> **Exercise**
Copy, from the entries below, each line where the word "Pressure" can be found.

[start of Provided records]

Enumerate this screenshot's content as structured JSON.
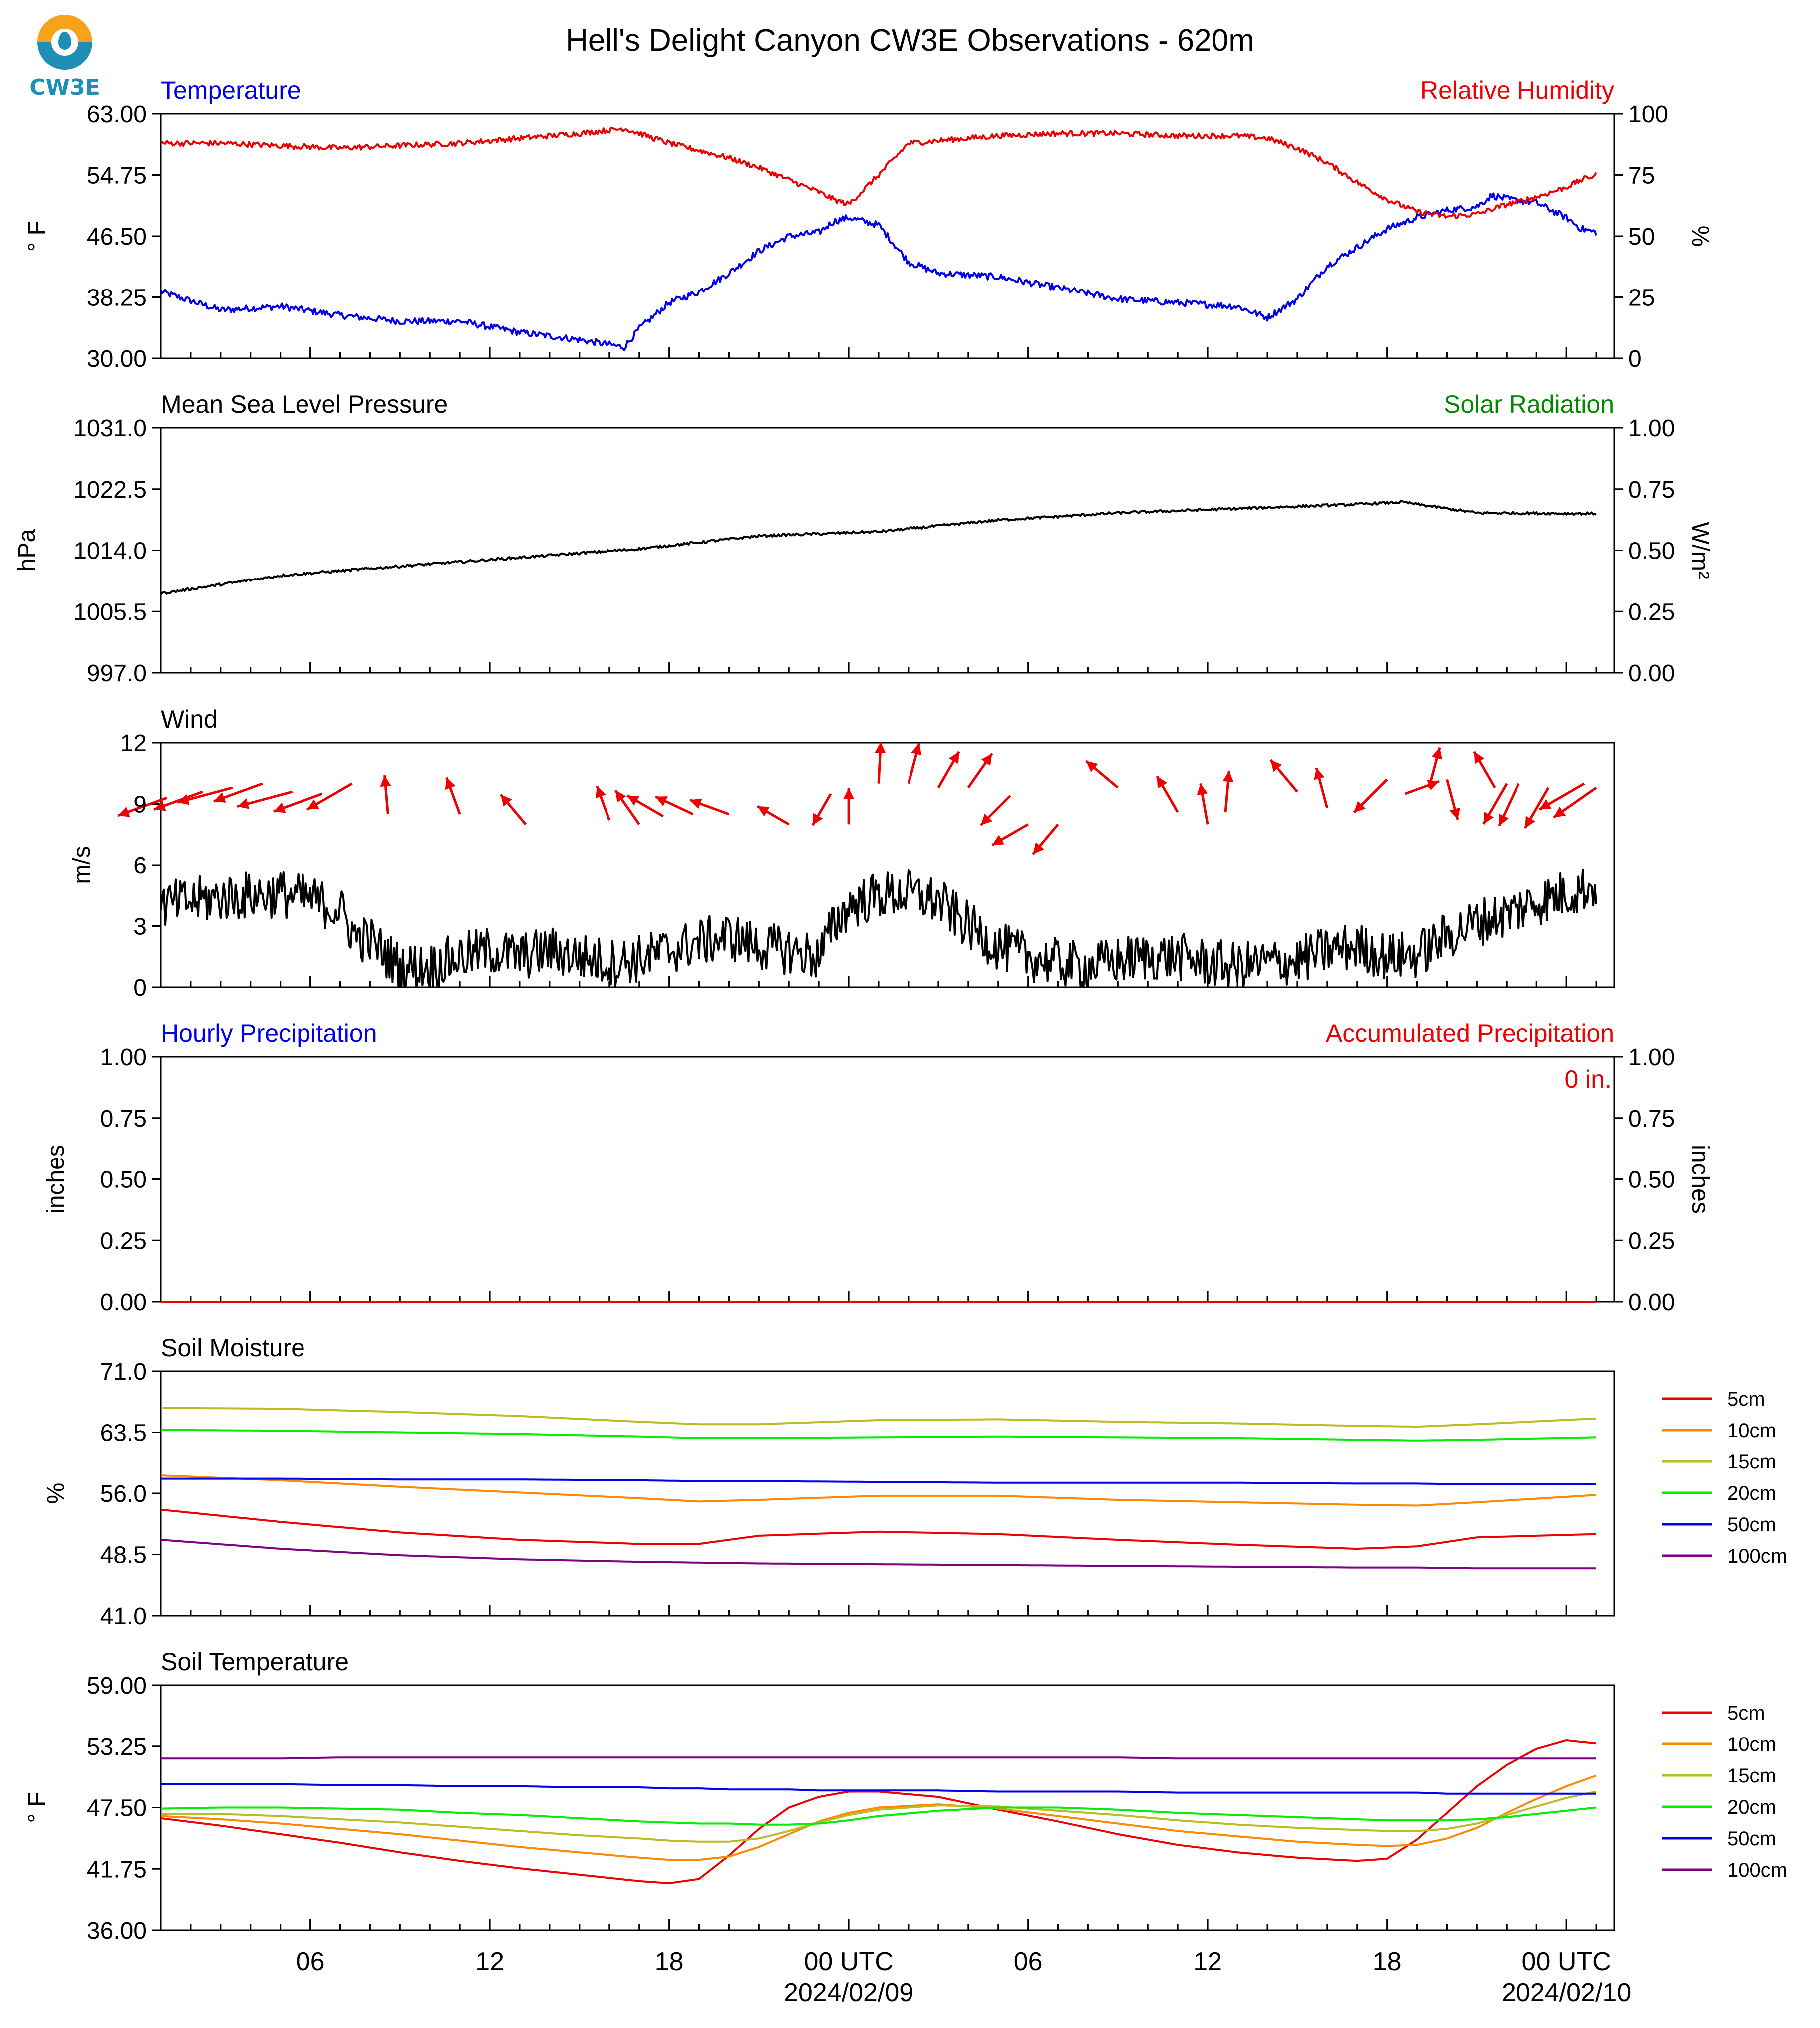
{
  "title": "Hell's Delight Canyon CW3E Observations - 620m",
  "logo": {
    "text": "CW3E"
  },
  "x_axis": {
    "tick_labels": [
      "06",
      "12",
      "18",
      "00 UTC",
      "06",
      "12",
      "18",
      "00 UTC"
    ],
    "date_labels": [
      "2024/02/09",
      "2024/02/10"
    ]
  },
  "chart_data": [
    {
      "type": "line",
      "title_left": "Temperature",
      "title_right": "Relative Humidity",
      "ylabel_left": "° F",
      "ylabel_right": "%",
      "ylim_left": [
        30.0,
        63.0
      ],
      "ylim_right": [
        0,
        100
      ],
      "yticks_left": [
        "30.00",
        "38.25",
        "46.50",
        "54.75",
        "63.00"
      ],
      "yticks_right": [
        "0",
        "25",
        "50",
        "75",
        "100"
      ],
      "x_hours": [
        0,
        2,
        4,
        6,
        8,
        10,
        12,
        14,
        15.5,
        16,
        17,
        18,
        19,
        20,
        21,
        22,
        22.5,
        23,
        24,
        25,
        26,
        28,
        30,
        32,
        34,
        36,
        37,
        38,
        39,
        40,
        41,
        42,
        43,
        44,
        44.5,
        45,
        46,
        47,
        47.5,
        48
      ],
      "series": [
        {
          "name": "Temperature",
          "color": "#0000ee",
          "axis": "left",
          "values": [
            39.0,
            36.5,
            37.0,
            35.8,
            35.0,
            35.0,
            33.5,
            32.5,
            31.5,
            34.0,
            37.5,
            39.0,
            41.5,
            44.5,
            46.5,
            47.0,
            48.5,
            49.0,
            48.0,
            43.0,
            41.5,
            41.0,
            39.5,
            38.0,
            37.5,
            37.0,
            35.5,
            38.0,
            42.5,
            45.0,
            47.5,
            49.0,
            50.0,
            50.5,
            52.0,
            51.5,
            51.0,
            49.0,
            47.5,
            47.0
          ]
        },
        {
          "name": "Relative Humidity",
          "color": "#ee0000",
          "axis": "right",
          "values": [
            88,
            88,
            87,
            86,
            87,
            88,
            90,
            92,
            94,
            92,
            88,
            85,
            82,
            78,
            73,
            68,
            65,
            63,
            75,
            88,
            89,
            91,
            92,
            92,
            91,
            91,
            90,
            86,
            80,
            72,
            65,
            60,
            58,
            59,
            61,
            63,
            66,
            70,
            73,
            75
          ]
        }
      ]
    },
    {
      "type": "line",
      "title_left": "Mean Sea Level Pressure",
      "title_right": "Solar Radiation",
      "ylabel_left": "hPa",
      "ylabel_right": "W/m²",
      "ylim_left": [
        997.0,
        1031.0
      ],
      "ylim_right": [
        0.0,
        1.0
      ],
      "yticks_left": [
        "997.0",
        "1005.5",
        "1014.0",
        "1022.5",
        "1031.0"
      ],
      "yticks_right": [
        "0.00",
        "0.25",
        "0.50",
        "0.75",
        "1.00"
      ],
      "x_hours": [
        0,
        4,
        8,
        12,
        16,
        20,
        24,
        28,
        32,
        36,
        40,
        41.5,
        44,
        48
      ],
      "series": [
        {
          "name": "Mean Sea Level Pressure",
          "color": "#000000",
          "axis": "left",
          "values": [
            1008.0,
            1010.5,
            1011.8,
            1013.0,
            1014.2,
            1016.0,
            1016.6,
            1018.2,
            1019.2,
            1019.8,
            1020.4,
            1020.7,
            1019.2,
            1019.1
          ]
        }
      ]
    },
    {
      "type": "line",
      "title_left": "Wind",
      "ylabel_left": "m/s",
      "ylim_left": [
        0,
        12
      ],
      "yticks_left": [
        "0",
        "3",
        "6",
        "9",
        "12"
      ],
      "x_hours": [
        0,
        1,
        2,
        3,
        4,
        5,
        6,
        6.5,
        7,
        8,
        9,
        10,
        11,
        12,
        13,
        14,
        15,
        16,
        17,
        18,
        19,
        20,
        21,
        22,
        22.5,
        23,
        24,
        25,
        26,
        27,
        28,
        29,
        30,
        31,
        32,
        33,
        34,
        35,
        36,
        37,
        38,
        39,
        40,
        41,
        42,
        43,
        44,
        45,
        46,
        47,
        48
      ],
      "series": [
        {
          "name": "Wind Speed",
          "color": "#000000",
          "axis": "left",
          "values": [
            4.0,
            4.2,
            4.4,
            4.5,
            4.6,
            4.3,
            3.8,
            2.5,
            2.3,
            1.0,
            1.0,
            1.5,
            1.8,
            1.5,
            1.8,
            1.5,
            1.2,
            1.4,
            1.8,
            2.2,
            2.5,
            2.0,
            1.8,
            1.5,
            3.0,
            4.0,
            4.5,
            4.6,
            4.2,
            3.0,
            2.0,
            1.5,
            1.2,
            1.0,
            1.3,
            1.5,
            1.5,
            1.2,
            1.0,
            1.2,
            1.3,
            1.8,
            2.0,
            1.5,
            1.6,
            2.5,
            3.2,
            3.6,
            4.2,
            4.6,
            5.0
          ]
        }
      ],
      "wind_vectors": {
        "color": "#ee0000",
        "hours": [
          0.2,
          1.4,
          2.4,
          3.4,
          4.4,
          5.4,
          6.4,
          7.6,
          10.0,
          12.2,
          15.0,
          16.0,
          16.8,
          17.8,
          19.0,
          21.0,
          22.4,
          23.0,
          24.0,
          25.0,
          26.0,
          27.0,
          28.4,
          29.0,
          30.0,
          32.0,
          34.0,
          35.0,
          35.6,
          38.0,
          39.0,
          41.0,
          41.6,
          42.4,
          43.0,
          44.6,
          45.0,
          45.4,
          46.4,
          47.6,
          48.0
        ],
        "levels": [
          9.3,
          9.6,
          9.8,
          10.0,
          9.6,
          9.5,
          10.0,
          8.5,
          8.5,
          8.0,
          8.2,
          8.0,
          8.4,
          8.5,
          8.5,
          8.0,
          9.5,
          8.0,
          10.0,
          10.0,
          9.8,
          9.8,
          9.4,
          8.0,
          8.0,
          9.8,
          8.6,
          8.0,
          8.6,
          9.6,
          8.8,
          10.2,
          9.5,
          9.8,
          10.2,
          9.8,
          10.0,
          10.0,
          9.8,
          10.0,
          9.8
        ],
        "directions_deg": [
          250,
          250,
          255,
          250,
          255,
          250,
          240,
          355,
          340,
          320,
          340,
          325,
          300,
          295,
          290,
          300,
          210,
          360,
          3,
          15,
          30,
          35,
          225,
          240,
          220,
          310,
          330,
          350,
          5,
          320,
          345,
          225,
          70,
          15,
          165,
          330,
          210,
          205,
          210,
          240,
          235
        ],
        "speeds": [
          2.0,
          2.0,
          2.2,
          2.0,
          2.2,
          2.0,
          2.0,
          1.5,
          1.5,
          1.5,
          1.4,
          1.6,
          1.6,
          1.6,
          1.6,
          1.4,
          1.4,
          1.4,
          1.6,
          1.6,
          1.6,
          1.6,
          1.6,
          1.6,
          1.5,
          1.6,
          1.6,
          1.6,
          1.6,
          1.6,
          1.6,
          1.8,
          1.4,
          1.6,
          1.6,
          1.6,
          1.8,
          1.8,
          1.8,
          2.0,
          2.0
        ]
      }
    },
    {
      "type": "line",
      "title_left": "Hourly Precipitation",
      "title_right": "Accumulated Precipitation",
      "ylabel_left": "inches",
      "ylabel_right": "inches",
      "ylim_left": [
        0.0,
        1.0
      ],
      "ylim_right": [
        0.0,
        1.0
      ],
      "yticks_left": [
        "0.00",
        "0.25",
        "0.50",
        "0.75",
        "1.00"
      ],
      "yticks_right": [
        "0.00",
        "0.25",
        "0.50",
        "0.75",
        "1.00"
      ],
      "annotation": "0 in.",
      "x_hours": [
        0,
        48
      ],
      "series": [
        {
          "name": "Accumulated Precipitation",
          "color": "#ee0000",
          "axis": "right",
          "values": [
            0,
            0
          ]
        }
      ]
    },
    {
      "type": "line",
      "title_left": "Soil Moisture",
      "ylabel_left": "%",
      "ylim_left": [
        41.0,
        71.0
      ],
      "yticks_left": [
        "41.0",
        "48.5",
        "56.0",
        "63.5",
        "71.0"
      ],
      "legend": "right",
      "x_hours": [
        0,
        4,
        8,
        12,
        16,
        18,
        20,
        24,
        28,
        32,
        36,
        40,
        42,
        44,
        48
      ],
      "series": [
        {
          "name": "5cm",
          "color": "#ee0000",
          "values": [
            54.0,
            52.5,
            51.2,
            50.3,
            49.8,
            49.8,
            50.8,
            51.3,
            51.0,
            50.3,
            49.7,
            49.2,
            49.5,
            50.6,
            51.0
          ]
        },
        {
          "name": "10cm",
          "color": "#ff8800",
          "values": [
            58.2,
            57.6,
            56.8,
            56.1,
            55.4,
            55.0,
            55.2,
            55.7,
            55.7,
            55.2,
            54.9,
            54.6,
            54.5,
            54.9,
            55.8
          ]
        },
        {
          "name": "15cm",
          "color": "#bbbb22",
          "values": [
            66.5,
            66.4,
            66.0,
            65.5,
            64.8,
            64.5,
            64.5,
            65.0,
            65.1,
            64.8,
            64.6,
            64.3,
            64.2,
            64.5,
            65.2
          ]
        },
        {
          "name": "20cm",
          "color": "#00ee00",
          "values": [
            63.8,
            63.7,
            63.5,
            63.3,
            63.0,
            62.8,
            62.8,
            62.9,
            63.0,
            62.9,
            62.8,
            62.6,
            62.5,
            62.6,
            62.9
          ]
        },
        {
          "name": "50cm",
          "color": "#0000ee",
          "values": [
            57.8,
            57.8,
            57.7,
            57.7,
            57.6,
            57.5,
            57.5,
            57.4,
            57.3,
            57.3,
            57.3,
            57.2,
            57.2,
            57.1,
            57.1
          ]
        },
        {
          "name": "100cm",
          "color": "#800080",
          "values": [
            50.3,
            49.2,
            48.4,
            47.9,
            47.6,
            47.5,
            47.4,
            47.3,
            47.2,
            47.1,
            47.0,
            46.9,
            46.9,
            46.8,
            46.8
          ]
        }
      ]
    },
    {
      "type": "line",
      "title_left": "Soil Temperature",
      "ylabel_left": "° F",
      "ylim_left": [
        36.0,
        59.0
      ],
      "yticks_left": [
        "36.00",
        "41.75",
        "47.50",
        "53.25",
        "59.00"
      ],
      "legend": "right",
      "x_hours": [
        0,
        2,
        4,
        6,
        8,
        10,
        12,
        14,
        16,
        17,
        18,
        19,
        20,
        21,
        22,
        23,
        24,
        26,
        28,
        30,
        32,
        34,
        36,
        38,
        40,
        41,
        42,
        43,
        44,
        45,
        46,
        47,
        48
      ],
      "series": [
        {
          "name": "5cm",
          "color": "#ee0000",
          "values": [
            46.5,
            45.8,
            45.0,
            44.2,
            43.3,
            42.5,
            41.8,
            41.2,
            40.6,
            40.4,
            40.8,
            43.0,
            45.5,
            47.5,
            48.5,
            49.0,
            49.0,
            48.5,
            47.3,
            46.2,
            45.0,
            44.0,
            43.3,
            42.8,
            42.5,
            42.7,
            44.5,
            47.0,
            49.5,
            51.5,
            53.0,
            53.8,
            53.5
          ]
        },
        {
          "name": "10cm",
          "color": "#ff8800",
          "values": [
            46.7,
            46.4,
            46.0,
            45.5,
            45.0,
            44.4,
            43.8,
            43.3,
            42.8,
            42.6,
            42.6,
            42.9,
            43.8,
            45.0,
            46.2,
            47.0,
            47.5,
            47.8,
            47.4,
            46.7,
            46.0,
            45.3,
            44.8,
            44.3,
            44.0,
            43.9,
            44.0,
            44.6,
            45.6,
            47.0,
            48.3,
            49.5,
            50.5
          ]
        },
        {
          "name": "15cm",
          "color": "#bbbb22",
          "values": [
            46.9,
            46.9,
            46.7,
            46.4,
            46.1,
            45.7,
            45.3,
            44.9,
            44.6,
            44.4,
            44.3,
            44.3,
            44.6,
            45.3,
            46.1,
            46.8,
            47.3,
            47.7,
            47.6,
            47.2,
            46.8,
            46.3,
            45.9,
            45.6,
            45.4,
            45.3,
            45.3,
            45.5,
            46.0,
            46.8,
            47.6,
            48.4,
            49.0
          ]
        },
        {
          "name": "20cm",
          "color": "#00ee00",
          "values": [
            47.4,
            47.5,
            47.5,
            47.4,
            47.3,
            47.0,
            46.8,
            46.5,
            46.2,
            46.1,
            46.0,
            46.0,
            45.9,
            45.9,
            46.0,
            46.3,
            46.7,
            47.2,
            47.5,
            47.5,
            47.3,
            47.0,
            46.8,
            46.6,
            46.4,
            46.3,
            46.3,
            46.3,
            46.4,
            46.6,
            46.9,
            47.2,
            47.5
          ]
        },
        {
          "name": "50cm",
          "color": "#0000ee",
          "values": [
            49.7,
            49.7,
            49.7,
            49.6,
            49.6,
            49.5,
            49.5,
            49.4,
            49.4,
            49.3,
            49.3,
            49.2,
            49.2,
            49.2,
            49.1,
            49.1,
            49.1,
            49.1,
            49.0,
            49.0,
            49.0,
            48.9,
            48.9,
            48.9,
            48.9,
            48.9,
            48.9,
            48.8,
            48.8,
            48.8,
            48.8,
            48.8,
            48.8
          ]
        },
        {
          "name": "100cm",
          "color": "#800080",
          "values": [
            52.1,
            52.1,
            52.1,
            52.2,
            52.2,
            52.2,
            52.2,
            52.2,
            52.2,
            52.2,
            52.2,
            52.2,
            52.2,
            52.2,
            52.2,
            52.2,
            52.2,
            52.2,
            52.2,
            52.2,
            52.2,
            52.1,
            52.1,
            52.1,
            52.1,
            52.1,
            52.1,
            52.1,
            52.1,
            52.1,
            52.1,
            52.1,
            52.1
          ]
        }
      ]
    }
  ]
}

[end of Provided records]

> **Expected answer**
      "title_left": "Mean Sea Level Pressure",
          "name": "Mean Sea Level Pressure",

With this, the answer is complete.